Data excerpts:

──────────

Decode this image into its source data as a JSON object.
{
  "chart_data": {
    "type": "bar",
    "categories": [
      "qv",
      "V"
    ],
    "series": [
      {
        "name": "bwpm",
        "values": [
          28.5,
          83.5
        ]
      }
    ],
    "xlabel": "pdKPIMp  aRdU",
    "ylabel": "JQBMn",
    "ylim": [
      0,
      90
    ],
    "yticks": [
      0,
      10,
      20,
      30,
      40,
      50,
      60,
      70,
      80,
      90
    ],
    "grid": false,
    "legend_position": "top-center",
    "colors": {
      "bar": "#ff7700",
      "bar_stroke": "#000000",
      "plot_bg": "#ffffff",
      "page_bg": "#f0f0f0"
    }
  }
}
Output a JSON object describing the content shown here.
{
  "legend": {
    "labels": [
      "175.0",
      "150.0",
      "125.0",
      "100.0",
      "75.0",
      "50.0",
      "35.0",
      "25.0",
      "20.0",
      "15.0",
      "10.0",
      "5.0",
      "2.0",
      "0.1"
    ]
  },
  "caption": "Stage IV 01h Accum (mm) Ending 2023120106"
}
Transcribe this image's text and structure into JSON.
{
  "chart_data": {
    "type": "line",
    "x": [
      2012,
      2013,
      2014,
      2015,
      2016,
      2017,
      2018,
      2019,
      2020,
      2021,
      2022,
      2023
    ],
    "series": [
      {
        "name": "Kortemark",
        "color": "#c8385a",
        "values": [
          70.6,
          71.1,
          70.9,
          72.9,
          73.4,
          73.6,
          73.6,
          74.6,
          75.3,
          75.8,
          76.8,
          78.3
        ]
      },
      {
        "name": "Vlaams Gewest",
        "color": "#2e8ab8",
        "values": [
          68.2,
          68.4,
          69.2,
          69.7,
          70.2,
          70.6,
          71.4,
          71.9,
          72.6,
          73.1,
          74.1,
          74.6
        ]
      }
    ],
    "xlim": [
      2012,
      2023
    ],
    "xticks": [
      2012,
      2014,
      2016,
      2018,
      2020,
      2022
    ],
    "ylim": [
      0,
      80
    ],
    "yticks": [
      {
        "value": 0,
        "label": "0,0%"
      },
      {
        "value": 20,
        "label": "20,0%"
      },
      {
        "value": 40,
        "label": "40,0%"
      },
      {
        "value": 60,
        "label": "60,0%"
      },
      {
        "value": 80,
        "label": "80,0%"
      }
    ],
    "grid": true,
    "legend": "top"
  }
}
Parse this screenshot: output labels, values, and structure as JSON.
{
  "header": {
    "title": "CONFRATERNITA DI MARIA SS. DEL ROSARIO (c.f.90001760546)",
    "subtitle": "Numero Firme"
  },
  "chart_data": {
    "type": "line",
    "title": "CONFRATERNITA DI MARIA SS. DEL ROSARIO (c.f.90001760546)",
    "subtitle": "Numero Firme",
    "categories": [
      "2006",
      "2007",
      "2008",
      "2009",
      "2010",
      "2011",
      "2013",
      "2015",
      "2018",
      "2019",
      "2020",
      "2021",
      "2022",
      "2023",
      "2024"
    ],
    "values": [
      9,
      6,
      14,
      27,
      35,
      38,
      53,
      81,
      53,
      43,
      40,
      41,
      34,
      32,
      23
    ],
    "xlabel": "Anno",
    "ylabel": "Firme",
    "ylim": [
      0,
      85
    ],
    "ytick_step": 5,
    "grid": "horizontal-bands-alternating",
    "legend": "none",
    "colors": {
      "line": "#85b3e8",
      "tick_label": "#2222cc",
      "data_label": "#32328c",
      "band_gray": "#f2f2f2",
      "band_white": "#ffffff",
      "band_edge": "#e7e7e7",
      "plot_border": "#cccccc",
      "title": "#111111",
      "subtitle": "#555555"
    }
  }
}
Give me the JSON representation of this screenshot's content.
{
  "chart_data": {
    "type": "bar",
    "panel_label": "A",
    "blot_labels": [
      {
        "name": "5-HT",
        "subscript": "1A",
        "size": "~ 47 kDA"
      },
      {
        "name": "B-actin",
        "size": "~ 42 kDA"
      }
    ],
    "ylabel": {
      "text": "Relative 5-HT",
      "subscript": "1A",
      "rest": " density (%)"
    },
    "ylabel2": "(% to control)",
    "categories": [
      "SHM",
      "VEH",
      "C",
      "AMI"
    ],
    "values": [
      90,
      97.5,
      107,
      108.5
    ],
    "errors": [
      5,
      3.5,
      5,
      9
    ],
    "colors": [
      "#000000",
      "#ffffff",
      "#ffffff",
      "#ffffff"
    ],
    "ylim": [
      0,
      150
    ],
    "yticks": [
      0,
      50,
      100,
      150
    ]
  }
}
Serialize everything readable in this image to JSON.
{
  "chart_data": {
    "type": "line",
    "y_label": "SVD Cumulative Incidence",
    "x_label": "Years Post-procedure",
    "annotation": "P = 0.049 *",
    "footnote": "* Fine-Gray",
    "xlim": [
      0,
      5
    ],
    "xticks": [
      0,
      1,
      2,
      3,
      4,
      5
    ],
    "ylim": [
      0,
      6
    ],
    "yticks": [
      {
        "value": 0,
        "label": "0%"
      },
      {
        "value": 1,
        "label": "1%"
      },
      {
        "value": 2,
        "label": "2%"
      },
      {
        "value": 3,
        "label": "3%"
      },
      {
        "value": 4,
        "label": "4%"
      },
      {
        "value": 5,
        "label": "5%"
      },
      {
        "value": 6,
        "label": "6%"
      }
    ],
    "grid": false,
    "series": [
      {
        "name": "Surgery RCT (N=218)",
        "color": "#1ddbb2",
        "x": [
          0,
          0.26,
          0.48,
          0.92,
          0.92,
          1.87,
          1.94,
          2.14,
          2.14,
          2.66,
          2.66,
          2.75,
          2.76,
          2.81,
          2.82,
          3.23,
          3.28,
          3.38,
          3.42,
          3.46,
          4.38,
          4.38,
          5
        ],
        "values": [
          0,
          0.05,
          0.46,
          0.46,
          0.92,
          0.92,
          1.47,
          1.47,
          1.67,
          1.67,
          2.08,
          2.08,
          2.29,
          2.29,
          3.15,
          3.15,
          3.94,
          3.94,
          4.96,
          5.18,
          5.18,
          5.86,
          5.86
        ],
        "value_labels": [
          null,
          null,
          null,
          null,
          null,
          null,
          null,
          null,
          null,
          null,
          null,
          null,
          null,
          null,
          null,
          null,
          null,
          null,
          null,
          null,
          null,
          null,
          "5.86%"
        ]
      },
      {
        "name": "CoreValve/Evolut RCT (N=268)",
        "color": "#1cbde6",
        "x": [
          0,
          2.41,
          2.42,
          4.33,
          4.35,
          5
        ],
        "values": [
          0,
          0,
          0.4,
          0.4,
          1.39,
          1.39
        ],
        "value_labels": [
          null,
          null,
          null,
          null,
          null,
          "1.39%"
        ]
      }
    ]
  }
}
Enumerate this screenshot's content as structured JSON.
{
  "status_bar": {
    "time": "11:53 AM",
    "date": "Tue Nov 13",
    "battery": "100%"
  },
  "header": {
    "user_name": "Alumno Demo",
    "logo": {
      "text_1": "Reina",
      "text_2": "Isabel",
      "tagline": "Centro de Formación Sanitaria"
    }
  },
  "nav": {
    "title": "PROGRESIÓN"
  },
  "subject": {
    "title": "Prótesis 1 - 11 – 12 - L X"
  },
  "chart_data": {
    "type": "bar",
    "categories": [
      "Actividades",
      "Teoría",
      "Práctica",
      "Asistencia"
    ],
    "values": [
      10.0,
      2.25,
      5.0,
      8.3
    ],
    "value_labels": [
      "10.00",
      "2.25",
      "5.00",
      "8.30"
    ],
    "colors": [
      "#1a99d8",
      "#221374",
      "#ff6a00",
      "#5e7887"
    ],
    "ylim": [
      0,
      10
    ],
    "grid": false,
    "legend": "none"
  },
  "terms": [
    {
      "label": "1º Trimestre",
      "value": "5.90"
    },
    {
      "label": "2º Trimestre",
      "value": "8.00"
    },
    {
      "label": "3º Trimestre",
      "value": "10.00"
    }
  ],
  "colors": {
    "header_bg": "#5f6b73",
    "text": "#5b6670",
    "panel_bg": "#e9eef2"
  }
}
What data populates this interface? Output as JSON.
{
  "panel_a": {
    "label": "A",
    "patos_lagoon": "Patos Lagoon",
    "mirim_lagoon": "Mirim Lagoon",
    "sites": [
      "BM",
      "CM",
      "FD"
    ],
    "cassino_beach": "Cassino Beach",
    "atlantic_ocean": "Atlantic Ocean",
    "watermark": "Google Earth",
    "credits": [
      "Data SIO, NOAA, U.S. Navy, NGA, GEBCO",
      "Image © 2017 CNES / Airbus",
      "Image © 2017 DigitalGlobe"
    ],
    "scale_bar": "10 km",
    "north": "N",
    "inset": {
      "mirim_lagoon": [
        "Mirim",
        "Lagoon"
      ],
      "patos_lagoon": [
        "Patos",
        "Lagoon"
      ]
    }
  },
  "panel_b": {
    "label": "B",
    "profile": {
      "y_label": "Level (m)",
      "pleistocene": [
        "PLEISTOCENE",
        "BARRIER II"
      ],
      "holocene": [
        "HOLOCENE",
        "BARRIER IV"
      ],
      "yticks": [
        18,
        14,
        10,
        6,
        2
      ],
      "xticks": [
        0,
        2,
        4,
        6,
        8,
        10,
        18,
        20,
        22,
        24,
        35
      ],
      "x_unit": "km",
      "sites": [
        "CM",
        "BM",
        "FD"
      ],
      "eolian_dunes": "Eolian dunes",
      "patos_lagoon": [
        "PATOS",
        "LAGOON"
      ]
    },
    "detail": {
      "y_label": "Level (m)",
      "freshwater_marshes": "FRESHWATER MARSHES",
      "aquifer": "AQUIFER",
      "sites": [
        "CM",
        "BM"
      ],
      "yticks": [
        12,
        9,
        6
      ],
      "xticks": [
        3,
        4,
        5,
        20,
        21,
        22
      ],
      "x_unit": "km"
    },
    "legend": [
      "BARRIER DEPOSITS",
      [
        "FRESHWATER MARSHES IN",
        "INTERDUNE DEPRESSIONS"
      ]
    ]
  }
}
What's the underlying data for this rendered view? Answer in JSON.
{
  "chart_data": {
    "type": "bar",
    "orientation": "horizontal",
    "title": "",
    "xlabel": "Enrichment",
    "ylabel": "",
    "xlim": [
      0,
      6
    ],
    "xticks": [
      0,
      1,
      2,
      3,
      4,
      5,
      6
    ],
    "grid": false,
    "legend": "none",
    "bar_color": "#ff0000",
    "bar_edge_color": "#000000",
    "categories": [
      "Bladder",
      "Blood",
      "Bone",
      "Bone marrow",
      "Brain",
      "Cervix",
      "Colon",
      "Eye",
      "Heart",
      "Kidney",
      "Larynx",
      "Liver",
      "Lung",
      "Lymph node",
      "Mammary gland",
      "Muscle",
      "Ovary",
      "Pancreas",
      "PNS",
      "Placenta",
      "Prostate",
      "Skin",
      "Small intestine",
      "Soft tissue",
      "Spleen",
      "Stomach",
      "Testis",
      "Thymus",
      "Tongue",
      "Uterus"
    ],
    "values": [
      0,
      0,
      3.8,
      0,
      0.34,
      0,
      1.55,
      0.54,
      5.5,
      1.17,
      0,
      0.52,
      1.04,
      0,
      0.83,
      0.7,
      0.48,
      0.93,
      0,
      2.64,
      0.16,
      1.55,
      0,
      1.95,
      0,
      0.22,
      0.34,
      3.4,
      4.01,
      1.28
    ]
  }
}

──────────

Aim of the task: In the records above, find the lines containing "screenshot" and copy them.

Finished task:
Parse this screenshot: output labels, values, and structure as JSON.
Give me the JSON representation of this screenshot's content.
Enumerate this screenshot's content as structured JSON.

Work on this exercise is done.